### Problem to work on
Show every line where "томонидан" occurs.

### Record set
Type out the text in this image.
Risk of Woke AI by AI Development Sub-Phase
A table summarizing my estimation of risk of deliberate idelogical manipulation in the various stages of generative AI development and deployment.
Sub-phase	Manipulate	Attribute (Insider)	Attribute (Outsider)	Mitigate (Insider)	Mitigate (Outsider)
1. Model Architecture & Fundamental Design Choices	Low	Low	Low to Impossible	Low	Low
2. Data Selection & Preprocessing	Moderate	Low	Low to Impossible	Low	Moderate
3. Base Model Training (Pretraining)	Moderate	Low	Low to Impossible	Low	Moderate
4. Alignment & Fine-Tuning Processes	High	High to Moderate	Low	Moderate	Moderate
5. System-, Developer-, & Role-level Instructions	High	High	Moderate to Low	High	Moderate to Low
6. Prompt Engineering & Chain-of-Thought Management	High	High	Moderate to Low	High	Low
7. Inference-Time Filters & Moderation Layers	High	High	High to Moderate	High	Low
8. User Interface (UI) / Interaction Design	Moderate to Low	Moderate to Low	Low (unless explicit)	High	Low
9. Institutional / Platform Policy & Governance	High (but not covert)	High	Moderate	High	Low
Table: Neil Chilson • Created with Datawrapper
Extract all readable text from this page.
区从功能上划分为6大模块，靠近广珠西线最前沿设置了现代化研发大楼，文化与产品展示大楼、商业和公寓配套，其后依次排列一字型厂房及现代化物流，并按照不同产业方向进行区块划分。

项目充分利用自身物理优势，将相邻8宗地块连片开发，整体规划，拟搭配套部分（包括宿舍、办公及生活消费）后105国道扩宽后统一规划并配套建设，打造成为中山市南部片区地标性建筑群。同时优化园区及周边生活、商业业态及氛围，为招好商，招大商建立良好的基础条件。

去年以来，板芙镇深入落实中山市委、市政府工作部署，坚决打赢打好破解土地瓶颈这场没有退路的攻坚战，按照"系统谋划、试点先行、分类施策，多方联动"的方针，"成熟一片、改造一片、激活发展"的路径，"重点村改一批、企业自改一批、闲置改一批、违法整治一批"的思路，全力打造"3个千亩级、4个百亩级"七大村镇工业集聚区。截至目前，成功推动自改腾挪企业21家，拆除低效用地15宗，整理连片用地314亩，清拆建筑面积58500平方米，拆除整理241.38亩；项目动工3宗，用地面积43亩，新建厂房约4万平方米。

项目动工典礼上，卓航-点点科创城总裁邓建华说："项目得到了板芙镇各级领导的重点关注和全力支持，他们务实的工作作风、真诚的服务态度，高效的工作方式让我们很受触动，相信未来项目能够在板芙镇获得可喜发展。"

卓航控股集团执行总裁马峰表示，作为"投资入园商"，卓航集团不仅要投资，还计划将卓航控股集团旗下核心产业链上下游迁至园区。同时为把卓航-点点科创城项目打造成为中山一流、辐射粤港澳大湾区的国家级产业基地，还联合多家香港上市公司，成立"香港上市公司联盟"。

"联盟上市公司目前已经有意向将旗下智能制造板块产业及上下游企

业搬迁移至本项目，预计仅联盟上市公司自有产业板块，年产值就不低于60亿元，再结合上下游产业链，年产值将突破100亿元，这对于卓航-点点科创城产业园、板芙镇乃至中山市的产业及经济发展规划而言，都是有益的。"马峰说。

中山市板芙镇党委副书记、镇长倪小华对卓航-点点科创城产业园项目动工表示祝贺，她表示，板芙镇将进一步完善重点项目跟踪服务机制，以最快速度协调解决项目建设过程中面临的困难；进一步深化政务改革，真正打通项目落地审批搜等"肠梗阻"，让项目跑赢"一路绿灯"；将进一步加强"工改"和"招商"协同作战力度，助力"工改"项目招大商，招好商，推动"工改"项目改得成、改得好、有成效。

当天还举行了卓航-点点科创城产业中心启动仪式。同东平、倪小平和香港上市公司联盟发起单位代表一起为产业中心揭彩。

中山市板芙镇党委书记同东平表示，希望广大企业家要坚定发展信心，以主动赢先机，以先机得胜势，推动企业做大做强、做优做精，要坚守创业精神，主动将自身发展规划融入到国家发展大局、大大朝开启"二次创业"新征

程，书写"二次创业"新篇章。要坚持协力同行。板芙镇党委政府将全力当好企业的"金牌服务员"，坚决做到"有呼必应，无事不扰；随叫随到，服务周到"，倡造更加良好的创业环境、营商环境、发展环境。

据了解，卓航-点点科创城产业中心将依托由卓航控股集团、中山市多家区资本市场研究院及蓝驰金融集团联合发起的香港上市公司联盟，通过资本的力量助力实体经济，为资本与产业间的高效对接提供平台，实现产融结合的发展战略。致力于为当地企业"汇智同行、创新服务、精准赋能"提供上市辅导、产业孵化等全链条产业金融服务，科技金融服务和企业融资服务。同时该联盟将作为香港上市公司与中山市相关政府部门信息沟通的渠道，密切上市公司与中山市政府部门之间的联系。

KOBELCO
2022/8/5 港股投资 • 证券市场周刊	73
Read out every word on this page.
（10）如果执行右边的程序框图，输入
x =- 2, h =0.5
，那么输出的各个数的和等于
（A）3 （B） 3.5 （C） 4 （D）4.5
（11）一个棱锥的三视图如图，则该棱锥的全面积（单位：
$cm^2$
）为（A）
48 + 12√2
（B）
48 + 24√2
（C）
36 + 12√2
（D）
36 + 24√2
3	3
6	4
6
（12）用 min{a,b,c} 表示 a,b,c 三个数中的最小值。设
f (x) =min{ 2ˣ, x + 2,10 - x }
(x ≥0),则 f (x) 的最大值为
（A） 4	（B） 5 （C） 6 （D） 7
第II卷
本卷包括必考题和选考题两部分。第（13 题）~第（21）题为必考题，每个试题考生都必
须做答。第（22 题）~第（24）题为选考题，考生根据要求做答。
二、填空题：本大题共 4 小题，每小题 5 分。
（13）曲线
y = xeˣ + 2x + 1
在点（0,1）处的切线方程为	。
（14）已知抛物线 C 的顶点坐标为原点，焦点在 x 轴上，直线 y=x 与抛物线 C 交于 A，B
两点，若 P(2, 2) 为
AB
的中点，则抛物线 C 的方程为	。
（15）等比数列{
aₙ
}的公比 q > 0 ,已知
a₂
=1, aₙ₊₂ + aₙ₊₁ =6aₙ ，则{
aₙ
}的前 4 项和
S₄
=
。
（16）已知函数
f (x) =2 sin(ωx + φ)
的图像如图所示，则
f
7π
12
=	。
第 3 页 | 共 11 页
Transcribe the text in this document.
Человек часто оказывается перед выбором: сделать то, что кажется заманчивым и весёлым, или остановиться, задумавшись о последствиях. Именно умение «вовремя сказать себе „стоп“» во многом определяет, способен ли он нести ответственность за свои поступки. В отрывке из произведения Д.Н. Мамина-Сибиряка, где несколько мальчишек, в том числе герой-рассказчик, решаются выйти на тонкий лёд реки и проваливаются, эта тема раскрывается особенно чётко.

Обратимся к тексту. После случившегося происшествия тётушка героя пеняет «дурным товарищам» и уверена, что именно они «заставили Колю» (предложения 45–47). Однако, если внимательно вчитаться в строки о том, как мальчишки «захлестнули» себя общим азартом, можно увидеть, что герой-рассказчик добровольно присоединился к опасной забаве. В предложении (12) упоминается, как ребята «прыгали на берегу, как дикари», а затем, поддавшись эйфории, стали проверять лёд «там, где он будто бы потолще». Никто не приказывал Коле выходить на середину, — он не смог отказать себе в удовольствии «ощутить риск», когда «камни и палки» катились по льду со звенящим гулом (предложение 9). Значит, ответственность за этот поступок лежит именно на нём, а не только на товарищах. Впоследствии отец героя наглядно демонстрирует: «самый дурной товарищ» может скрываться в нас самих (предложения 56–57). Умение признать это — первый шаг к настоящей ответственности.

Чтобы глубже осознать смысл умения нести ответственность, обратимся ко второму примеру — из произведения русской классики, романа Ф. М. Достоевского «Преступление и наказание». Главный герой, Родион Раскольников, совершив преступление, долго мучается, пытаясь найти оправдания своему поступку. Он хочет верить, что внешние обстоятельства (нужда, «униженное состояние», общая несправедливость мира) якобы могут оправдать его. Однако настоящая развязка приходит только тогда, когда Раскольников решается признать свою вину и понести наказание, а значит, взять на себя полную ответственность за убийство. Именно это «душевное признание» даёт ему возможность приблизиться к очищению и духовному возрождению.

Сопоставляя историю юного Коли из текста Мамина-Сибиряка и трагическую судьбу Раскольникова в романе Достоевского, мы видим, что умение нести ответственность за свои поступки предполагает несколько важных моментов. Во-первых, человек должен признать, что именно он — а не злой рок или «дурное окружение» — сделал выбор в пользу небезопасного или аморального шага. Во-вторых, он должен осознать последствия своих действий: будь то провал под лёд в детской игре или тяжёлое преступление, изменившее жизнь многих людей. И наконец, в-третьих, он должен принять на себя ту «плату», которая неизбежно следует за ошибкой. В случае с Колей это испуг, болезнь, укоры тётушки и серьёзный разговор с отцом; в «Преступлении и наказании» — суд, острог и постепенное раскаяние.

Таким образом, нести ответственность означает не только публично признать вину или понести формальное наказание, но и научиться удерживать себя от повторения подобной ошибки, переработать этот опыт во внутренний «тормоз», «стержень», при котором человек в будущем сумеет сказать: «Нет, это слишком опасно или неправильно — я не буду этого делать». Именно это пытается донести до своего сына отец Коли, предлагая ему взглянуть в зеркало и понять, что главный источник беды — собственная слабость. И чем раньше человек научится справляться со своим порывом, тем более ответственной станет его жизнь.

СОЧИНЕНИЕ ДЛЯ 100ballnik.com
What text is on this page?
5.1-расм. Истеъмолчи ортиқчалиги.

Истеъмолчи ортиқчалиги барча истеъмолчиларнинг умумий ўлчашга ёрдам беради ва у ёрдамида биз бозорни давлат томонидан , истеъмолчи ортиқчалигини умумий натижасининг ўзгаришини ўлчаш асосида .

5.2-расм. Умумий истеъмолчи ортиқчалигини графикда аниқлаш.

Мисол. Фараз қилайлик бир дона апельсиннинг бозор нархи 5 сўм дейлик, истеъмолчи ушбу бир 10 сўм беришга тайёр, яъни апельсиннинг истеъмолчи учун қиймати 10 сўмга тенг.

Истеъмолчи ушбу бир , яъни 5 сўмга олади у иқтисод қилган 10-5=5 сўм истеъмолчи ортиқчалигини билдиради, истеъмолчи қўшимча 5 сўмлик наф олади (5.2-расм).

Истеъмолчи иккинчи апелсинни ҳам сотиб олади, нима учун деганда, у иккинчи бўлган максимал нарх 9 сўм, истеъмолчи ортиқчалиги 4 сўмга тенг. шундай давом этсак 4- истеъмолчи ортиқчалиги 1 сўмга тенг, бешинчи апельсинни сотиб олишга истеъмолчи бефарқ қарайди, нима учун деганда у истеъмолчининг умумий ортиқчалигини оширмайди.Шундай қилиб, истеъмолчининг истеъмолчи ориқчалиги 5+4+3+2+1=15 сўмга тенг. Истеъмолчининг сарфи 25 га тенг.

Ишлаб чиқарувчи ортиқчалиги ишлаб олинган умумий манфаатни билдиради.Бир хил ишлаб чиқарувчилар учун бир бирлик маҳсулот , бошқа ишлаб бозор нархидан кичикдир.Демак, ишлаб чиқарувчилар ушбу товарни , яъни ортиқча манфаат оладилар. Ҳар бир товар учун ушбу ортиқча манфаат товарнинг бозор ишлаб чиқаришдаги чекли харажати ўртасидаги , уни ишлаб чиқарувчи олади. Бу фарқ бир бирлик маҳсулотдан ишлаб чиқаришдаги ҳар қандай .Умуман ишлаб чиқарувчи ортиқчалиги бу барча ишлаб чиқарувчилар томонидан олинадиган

### Answer to the exercise
Истеъмолчи ортиқчалиги барча истеъмолчиларнинг умумий ўлчашга ёрдам беради ва у ёрдамида биз бозорни давлат томонидан , истеъмолчи ортиқчалигини умумий натижасининг ўзгаришини ўлчаш асосида .
Ишлаб чиқарувчи ортиқчалиги ишлаб олинган умумий манфаатни билдиради.Бир хил ишлаб чиқарувчилар учун бир бирлик маҳсулот , бошқа ишлаб бозор нархидан кичикдир.Демак, ишлаб чиқарувчилар ушбу товарни , яъни ортиқча манфаат оладилар. Ҳар бир товар учун ушбу ортиқча манфаат товарнинг бозор ишлаб чиқаришдаги чекли харажати ўртасидаги , уни ишлаб чиқарувчи олади. Бу фарқ бир бирлик маҳсулотдан ишлаб чиқаришдаги ҳар қандай .Умуман ишлаб чиқарувчи ортиқчалиги бу барча ишлаб чиқарувчилар томонидан олинадиган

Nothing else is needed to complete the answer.